-- Begin Dataset excerpts --

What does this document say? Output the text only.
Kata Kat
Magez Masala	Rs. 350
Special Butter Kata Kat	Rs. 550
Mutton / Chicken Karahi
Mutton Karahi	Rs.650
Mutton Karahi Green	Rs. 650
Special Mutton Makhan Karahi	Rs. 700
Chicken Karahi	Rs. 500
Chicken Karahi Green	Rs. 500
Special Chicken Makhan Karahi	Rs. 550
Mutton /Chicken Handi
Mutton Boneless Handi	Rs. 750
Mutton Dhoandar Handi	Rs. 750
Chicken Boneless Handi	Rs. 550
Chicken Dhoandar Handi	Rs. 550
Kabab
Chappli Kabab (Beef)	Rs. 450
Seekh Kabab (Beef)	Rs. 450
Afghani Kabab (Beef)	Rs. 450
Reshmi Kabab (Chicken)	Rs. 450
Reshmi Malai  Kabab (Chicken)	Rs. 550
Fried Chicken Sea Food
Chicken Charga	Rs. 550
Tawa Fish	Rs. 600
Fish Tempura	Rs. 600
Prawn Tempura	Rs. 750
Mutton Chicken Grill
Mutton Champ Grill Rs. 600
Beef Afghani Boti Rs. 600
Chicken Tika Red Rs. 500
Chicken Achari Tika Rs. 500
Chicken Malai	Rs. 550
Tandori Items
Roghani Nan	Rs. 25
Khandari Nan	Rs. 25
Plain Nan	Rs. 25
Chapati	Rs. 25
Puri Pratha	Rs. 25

-- End Dataset excerpts --

*Instructions for the task*
Repeat the material above in full, keeping every word.

*Solution for this problem*
What does this document say? Output the text only.
Kata Kat
Magez Masala	Rs. 350
Special Butter Kata Kat	Rs. 550
Mutton / Chicken Karahi
Mutton Karahi	Rs.650
Mutton Karahi Green	Rs. 650
Special Mutton Makhan Karahi	Rs. 700
Chicken Karahi	Rs. 500
Chicken Karahi Green	Rs. 500
Special Chicken Makhan Karahi	Rs. 550
Mutton /Chicken Handi
Mutton Boneless Handi	Rs. 750
Mutton Dhoandar Handi	Rs. 750
Chicken Boneless Handi	Rs. 550
Chicken Dhoandar Handi	Rs. 550
Kabab
Chappli Kabab (Beef)	Rs. 450
Seekh Kabab (Beef)	Rs. 450
Afghani Kabab (Beef)	Rs. 450
Reshmi Kabab (Chicken)	Rs. 450
Reshmi Malai  Kabab (Chicken)	Rs. 550
Fried Chicken Sea Food
Chicken Charga	Rs. 550
Tawa Fish	Rs. 600
Fish Tempura	Rs. 600
Prawn Tempura	Rs. 750
Mutton Chicken Grill
Mutton Champ Grill Rs. 600
Beef Afghani Boti Rs. 600
Chicken Tika Red Rs. 500
Chicken Achari Tika Rs. 500
Chicken Malai	Rs. 550
Tandori Items
Roghani Nan	Rs. 25
Khandari Nan	Rs. 25
Plain Nan	Rs. 25
Chapati	Rs. 25
Puri Pratha	Rs. 25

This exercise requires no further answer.